• _Problem_
Repeat the material verbatim and drop the pictures.

--- begin Material for this task ---

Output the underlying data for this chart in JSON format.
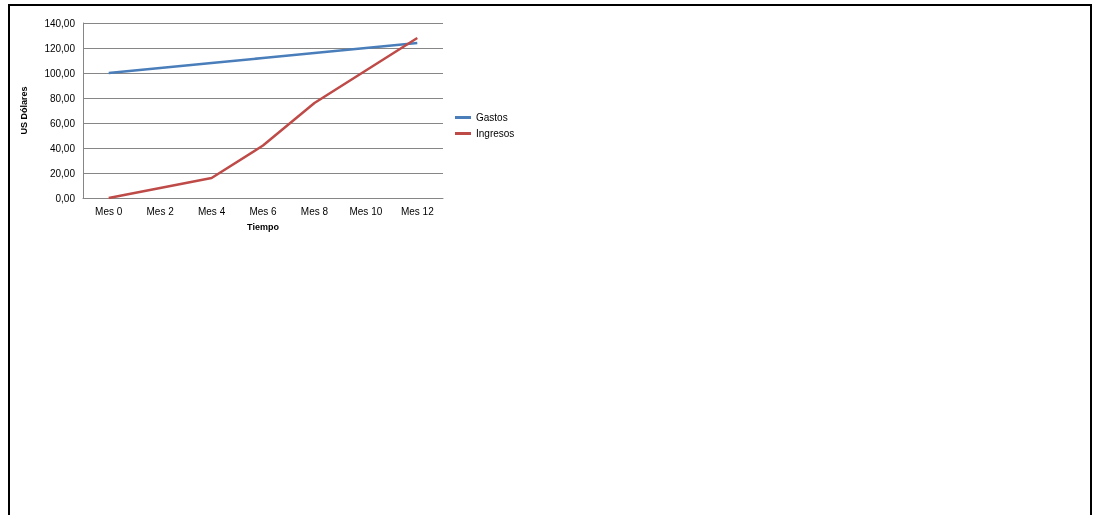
{
  "chart_data": {
    "type": "line",
    "xlabel": "Tiempo",
    "ylabel": "US Dólares",
    "categories": [
      "Mes 0",
      "Mes 2",
      "Mes 4",
      "Mes 6",
      "Mes 8",
      "Mes 10",
      "Mes 12"
    ],
    "series": [
      {
        "name": "Gastos",
        "color": "#4a7ebb",
        "values": [
          100,
          104,
          108,
          112,
          116,
          120,
          124
        ]
      },
      {
        "name": "Ingresos",
        "color": "#be4b48",
        "values": [
          0,
          8,
          16,
          42,
          76,
          102,
          128
        ]
      }
    ],
    "ylim": [
      0,
      140
    ],
    "yticks": [
      {
        "value": 0,
        "label": "0,00"
      },
      {
        "value": 20,
        "label": "20,00"
      },
      {
        "value": 40,
        "label": "40,00"
      },
      {
        "value": 60,
        "label": "60,00"
      },
      {
        "value": 80,
        "label": "80,00"
      },
      {
        "value": 100,
        "label": "100,00"
      },
      {
        "value": 120,
        "label": "120,00"
      },
      {
        "value": 140,
        "label": "140,00"
      }
    ],
    "grid": "y",
    "legend": "right",
    "marker": "none",
    "line_style": "solid"
  }
}
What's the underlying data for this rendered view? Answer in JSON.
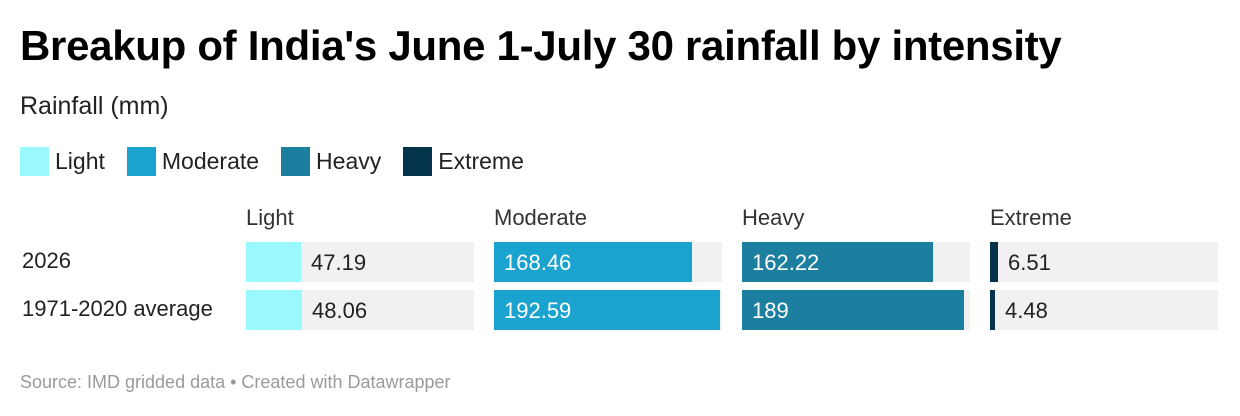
{
  "chart_data": {
    "type": "bar",
    "title": "Breakup of India's June 1-July 30 rainfall by intensity",
    "subtitle": "Rainfall (mm)",
    "categories": [
      "2026",
      "1971-2020 average"
    ],
    "series": [
      {
        "name": "Light",
        "color": "#99f9ff",
        "values": [
          47.19,
          48.06
        ],
        "labels": [
          "47.19",
          "48.06"
        ]
      },
      {
        "name": "Moderate",
        "color": "#1aa3cf",
        "values": [
          168.46,
          192.59
        ],
        "labels": [
          "168.46",
          "192.59"
        ]
      },
      {
        "name": "Heavy",
        "color": "#1d7f9f",
        "values": [
          162.22,
          189
        ],
        "labels": [
          "162.22",
          "189"
        ]
      },
      {
        "name": "Extreme",
        "color": "#04344b",
        "values": [
          6.51,
          4.48
        ],
        "labels": [
          "6.51",
          "4.48"
        ]
      }
    ],
    "xlim": [
      0,
      194
    ],
    "legend": "top-left",
    "source": "Source: IMD gridded data • Created with Datawrapper"
  }
}
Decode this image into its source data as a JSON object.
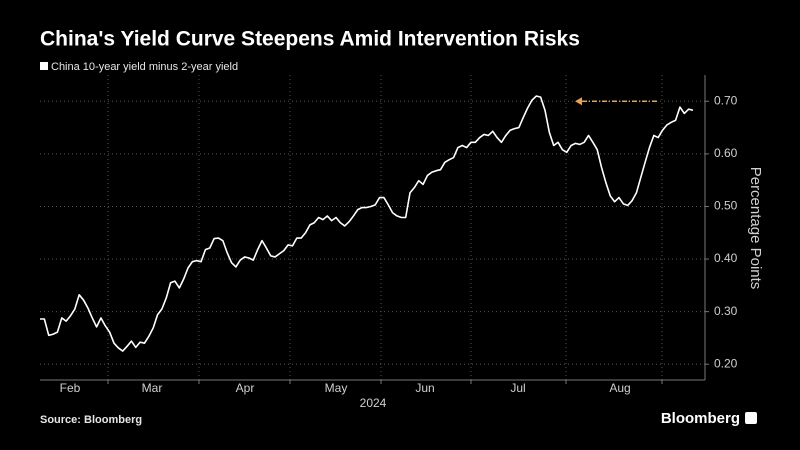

--- end Material for this task ---

• _Solution_
Output the underlying data for this chart in JSON format.
{
  "chart_data": {
    "type": "line",
    "xlabel": "Tiempo",
    "ylabel": "US Dólares",
    "categories": [
      "Mes 0",
      "Mes 2",
      "Mes 4",
      "Mes 6",
      "Mes 8",
      "Mes 10",
      "Mes 12"
    ],
    "series": [
      {
        "name": "Gastos",
        "color": "#4a7ebb",
        "values": [
          100,
          104,
          108,
          112,
          116,
          120,
          124
        ]
      },
      {
        "name": "Ingresos",
        "color": "#be4b48",
        "values": [
          0,
          8,
          16,
          42,
          76,
          102,
          128
        ]
      }
    ],
    "ylim": [
      0,
      140
    ],
    "yticks": [
      {
        "value": 0,
        "label": "0,00"
      },
      {
        "value": 20,
        "label": "20,00"
      },
      {
        "value": 40,
        "label": "40,00"
      },
      {
        "value": 60,
        "label": "60,00"
      },
      {
        "value": 80,
        "label": "80,00"
      },
      {
        "value": 100,
        "label": "100,00"
      },
      {
        "value": 120,
        "label": "120,00"
      },
      {
        "value": 140,
        "label": "140,00"
      }
    ],
    "grid": "y",
    "legend": "right",
    "marker": "none",
    "line_style": "solid"
  }
}
What's the underlying data for this rendered view? Answer in JSON.
{
  "chart_data": {
    "type": "bar",
    "title": "Breakup of India's June 1-July 30 rainfall by intensity",
    "subtitle": "Rainfall (mm)",
    "categories": [
      "2026",
      "1971-2020 average"
    ],
    "series": [
      {
        "name": "Light",
        "color": "#99f9ff",
        "values": [
          47.19,
          48.06
        ],
        "labels": [
          "47.19",
          "48.06"
        ]
      },
      {
        "name": "Moderate",
        "color": "#1aa3cf",
        "values": [
          168.46,
          192.59
        ],
        "labels": [
          "168.46",
          "192.59"
        ]
      },
      {
        "name": "Heavy",
        "color": "#1d7f9f",
        "values": [
          162.22,
          189
        ],
        "labels": [
          "162.22",
          "189"
        ]
      },
      {
        "name": "Extreme",
        "color": "#04344b",
        "values": [
          6.51,
          4.48
        ],
        "labels": [
          "6.51",
          "4.48"
        ]
      }
    ],
    "xlim": [
      0,
      194
    ],
    "legend": "top-left",
    "source": "Source: IMD gridded data • Created with Datawrapper"
  }
}
Decode this image into its source data as a JSON object.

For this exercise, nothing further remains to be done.